Stored data:
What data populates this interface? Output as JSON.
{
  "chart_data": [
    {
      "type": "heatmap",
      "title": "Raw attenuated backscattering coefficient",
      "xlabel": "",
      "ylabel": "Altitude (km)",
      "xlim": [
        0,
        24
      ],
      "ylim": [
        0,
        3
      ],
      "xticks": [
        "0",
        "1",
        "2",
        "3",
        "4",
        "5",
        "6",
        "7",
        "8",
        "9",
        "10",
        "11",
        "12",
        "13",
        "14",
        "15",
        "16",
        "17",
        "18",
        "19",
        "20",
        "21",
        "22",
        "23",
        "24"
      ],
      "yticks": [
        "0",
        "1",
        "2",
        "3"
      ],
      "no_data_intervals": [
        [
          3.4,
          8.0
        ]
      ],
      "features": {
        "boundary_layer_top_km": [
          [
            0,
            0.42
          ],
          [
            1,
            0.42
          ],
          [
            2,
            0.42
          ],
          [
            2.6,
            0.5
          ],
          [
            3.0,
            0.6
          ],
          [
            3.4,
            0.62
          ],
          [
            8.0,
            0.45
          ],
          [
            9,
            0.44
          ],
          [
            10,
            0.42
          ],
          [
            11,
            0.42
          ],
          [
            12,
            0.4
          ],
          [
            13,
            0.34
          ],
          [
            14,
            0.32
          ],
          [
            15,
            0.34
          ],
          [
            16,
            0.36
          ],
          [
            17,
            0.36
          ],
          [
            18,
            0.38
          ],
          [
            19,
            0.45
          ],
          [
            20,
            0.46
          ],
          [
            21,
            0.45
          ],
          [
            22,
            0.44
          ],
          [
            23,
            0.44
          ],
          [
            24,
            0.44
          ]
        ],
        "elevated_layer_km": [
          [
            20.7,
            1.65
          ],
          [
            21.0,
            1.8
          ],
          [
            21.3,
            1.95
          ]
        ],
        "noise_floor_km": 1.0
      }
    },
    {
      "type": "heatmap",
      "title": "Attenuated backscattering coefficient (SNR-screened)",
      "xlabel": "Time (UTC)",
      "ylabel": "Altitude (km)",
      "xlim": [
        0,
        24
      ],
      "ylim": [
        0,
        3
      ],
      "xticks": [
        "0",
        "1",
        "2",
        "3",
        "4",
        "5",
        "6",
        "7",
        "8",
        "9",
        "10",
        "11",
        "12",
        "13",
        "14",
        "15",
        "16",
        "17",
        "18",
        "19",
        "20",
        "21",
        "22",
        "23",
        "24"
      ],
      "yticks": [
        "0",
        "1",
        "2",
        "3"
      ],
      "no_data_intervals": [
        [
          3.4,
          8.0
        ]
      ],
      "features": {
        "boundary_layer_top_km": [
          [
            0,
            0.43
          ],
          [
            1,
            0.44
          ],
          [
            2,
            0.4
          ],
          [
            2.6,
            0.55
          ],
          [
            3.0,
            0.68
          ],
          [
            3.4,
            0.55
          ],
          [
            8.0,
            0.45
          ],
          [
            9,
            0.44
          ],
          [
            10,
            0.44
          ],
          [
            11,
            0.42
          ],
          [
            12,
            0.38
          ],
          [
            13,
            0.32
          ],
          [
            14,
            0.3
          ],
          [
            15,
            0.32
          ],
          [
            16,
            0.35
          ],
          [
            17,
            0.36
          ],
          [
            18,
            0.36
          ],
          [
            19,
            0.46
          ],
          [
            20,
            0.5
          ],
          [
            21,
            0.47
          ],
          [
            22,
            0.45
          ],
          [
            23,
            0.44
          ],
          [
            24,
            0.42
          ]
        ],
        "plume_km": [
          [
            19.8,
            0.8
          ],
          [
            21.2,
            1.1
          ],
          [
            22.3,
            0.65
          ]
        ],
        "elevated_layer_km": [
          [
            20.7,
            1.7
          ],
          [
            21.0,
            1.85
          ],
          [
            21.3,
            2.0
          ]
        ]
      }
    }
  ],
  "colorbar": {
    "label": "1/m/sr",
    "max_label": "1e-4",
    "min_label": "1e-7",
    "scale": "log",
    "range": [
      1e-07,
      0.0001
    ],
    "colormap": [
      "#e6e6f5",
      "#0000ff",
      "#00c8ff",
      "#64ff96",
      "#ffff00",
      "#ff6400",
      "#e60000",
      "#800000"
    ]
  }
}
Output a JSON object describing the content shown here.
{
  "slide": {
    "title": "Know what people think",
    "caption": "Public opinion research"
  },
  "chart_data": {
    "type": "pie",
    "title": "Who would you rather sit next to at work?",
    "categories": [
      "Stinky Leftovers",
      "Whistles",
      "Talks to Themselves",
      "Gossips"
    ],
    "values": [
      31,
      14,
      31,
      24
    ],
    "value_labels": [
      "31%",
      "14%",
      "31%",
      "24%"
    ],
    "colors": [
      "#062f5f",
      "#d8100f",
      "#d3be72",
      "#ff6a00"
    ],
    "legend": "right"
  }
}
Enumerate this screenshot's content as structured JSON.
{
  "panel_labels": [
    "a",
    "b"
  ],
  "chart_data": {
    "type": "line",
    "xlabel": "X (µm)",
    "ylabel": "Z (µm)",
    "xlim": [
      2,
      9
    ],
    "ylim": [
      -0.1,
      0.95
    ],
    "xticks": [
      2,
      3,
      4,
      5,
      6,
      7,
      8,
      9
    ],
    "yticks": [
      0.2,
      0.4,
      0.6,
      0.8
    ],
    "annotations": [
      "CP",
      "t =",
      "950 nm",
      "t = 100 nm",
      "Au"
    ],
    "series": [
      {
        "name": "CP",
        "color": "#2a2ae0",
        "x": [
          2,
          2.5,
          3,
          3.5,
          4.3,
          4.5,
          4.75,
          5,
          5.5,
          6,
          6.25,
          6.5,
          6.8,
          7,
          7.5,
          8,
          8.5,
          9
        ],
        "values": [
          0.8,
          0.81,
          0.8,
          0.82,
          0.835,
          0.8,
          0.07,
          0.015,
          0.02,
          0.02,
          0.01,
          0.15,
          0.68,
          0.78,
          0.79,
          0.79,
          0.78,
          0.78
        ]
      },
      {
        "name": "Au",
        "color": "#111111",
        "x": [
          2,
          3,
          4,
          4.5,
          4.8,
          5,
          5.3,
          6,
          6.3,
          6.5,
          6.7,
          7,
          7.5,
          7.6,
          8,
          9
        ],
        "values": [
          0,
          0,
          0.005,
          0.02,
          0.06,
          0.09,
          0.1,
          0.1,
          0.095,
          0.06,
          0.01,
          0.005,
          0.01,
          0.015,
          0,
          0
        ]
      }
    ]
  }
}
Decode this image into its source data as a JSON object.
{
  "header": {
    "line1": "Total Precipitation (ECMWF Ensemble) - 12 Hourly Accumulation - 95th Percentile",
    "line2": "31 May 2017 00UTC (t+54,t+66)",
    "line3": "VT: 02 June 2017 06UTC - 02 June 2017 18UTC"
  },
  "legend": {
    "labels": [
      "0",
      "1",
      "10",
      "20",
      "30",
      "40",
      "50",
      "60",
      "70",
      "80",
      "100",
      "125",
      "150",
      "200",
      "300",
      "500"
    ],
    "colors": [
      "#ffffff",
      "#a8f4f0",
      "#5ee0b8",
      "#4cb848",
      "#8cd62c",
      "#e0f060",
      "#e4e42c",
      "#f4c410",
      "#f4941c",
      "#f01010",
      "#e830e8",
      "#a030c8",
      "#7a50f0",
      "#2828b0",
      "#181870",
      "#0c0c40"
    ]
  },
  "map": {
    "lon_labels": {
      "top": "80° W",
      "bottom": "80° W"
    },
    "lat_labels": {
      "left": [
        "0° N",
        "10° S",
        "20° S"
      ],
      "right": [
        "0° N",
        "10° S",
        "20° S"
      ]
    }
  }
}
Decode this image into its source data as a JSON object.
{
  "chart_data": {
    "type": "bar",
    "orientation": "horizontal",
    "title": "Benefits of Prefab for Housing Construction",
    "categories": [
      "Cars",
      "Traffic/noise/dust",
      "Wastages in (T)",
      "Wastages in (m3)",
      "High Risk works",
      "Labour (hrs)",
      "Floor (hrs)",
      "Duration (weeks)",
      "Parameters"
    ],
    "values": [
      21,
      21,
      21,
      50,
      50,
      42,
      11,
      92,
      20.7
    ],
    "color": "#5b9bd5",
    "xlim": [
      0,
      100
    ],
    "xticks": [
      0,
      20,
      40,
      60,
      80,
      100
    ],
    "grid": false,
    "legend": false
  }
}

What the exercise asks: Work out how many lines above contain the word "backscattering". Give only the number.

Task output: 2